--- Task inputs ---

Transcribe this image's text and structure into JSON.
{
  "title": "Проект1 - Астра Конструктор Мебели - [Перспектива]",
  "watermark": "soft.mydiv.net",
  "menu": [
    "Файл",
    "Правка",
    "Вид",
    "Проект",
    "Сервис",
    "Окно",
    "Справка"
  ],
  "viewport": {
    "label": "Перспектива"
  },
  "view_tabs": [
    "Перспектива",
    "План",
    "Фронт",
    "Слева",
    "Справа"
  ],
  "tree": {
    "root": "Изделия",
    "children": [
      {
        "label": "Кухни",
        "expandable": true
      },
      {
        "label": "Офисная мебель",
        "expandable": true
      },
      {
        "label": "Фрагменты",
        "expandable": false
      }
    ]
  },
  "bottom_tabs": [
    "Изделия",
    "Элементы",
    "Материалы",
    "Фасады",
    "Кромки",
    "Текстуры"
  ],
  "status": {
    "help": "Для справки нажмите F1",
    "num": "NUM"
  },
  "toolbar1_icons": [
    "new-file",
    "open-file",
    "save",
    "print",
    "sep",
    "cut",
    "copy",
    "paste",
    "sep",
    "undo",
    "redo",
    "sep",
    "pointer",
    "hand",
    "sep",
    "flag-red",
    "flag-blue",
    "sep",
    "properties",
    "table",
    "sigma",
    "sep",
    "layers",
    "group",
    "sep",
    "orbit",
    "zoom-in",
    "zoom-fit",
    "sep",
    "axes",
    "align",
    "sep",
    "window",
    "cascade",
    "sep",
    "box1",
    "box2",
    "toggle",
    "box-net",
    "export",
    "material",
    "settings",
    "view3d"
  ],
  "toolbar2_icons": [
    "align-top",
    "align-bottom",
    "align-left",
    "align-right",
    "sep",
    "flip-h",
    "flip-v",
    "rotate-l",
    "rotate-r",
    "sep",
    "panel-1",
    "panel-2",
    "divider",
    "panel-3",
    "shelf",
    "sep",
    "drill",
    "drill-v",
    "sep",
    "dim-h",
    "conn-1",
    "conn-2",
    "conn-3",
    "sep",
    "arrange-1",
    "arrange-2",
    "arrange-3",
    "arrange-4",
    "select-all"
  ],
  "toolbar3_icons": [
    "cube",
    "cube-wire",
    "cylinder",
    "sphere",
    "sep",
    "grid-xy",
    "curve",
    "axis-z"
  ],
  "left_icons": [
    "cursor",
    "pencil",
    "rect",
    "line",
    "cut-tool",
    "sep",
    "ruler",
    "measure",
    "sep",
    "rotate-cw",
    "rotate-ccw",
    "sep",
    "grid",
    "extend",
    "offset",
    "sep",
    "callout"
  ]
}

---

Short exercise
Show the data once more, exactly as it was written.

Exercise result
Transcribe this image's text and structure into JSON.
{
  "title": "Проект1 - Астра Конструктор Мебели - [Перспектива]",
  "watermark": "soft.mydiv.net",
  "menu": [
    "Файл",
    "Правка",
    "Вид",
    "Проект",
    "Сервис",
    "Окно",
    "Справка"
  ],
  "viewport": {
    "label": "Перспектива"
  },
  "view_tabs": [
    "Перспектива",
    "План",
    "Фронт",
    "Слева",
    "Справа"
  ],
  "tree": {
    "root": "Изделия",
    "children": [
      {
        "label": "Кухни",
        "expandable": true
      },
      {
        "label": "Офисная мебель",
        "expandable": true
      },
      {
        "label": "Фрагменты",
        "expandable": false
      }
    ]
  },
  "bottom_tabs": [
    "Изделия",
    "Элементы",
    "Материалы",
    "Фасады",
    "Кромки",
    "Текстуры"
  ],
  "status": {
    "help": "Для справки нажмите F1",
    "num": "NUM"
  },
  "toolbar1_icons": [
    "new-file",
    "open-file",
    "save",
    "print",
    "sep",
    "cut",
    "copy",
    "paste",
    "sep",
    "undo",
    "redo",
    "sep",
    "pointer",
    "hand",
    "sep",
    "flag-red",
    "flag-blue",
    "sep",
    "properties",
    "table",
    "sigma",
    "sep",
    "layers",
    "group",
    "sep",
    "orbit",
    "zoom-in",
    "zoom-fit",
    "sep",
    "axes",
    "align",
    "sep",
    "window",
    "cascade",
    "sep",
    "box1",
    "box2",
    "toggle",
    "box-net",
    "export",
    "material",
    "settings",
    "view3d"
  ],
  "toolbar2_icons": [
    "align-top",
    "align-bottom",
    "align-left",
    "align-right",
    "sep",
    "flip-h",
    "flip-v",
    "rotate-l",
    "rotate-r",
    "sep",
    "panel-1",
    "panel-2",
    "divider",
    "panel-3",
    "shelf",
    "sep",
    "drill",
    "drill-v",
    "sep",
    "dim-h",
    "conn-1",
    "conn-2",
    "conn-3",
    "sep",
    "arrange-1",
    "arrange-2",
    "arrange-3",
    "arrange-4",
    "select-all"
  ],
  "toolbar3_icons": [
    "cube",
    "cube-wire",
    "cylinder",
    "sphere",
    "sep",
    "grid-xy",
    "curve",
    "axis-z"
  ],
  "left_icons": [
    "cursor",
    "pencil",
    "rect",
    "line",
    "cut-tool",
    "sep",
    "ruler",
    "measure",
    "sep",
    "rotate-cw",
    "rotate-ccw",
    "sep",
    "grid",
    "extend",
    "offset",
    "sep",
    "callout"
  ]
}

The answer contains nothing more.